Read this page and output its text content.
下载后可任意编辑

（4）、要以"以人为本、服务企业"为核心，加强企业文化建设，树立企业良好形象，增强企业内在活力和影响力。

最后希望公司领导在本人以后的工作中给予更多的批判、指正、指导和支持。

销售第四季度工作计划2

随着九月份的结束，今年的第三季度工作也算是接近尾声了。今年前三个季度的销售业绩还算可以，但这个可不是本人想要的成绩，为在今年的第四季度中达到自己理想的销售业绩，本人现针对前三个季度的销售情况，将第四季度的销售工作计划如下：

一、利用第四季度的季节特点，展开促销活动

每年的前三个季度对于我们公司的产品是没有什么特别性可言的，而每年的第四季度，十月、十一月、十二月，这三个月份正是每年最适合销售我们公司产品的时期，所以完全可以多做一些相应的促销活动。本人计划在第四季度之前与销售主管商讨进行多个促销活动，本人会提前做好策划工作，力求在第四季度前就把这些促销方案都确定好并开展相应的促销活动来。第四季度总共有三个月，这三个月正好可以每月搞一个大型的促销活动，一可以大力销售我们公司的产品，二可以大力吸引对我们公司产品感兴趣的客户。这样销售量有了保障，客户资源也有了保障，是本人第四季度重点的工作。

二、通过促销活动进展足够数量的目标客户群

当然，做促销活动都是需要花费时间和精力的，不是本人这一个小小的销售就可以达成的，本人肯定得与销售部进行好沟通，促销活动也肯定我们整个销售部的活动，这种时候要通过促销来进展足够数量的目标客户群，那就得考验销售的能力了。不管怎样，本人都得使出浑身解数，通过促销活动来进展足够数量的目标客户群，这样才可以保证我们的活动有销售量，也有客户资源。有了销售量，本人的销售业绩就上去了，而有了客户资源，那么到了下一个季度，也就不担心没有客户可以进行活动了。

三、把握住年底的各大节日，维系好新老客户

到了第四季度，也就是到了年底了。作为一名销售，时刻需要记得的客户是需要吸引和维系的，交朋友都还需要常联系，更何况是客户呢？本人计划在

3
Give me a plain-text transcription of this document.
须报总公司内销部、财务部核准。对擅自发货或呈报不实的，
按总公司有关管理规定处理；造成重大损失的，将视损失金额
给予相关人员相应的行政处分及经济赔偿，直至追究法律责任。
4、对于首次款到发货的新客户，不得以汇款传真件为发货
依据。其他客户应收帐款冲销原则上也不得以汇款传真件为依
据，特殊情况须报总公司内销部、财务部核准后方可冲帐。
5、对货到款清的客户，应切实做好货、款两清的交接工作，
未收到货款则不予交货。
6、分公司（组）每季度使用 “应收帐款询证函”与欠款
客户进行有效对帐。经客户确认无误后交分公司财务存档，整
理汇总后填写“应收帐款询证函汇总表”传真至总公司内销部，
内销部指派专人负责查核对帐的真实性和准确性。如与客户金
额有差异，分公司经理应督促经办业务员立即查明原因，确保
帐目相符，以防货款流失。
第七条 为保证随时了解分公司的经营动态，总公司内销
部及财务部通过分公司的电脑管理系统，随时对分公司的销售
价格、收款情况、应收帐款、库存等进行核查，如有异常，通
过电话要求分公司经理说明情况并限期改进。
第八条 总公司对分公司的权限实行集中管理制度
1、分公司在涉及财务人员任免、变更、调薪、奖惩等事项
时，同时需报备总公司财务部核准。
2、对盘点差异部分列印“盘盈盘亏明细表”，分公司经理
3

* [What is needed]: Copy the data above exactly. Every line must be included.

* [The completed task]:
Read this page and output its text content.
下载后可任意编辑

（4）、要以"以人为本、服务企业"为核心，加强企业文化建设，树立企业良好形象，增强企业内在活力和影响力。

最后希望公司领导在本人以后的工作中给予更多的批判、指正、指导和支持。

销售第四季度工作计划2

随着九月份的结束，今年的第三季度工作也算是接近尾声了。今年前三个季度的销售业绩还算可以，但这个可不是本人想要的成绩，为在今年的第四季度中达到自己理想的销售业绩，本人现针对前三个季度的销售情况，将第四季度的销售工作计划如下：

一、利用第四季度的季节特点，展开促销活动

每年的前三个季度对于我们公司的产品是没有什么特别性可言的，而每年的第四季度，十月、十一月、十二月，这三个月份正是每年最适合销售我们公司产品的时期，所以完全可以多做一些相应的促销活动。本人计划在第四季度之前与销售主管商讨进行多个促销活动，本人会提前做好策划工作，力求在第四季度前就把这些促销方案都确定好并开展相应的促销活动来。第四季度总共有三个月，这三个月正好可以每月搞一个大型的促销活动，一可以大力销售我们公司的产品，二可以大力吸引对我们公司产品感兴趣的客户。这样销售量有了保障，客户资源也有了保障，是本人第四季度重点的工作。

二、通过促销活动进展足够数量的目标客户群

当然，做促销活动都是需要花费时间和精力的，不是本人这一个小小的销售就可以达成的，本人肯定得与销售部进行好沟通，促销活动也肯定我们整个销售部的活动，这种时候要通过促销来进展足够数量的目标客户群，那就得考验销售的能力了。不管怎样，本人都得使出浑身解数，通过促销活动来进展足够数量的目标客户群，这样才可以保证我们的活动有销售量，也有客户资源。有了销售量，本人的销售业绩就上去了，而有了客户资源，那么到了下一个季度，也就不担心没有客户可以进行活动了。

三、把握住年底的各大节日，维系好新老客户

到了第四季度，也就是到了年底了。作为一名销售，时刻需要记得的客户是需要吸引和维系的，交朋友都还需要常联系，更何况是客户呢？本人计划在

3
Give me a plain-text transcription of this document.
须报总公司内销部、财务部核准。对擅自发货或呈报不实的，
按总公司有关管理规定处理；造成重大损失的，将视损失金额
给予相关人员相应的行政处分及经济赔偿，直至追究法律责任。
4、对于首次款到发货的新客户，不得以汇款传真件为发货
依据。其他客户应收帐款冲销原则上也不得以汇款传真件为依
据，特殊情况须报总公司内销部、财务部核准后方可冲帐。
5、对货到款清的客户，应切实做好货、款两清的交接工作，
未收到货款则不予交货。
6、分公司（组）每季度使用 “应收帐款询证函”与欠款
客户进行有效对帐。经客户确认无误后交分公司财务存档，整
理汇总后填写“应收帐款询证函汇总表”传真至总公司内销部，
内销部指派专人负责查核对帐的真实性和准确性。如与客户金
额有差异，分公司经理应督促经办业务员立即查明原因，确保
帐目相符，以防货款流失。
第七条 为保证随时了解分公司的经营动态，总公司内销
部及财务部通过分公司的电脑管理系统，随时对分公司的销售
价格、收款情况、应收帐款、库存等进行核查，如有异常，通
过电话要求分公司经理说明情况并限期改进。
第八条 总公司对分公司的权限实行集中管理制度
1、分公司在涉及财务人员任免、变更、调薪、奖惩等事项
时，同时需报备总公司财务部核准。
2、对盘点差异部分列印“盘盈盘亏明细表”，分公司经理
3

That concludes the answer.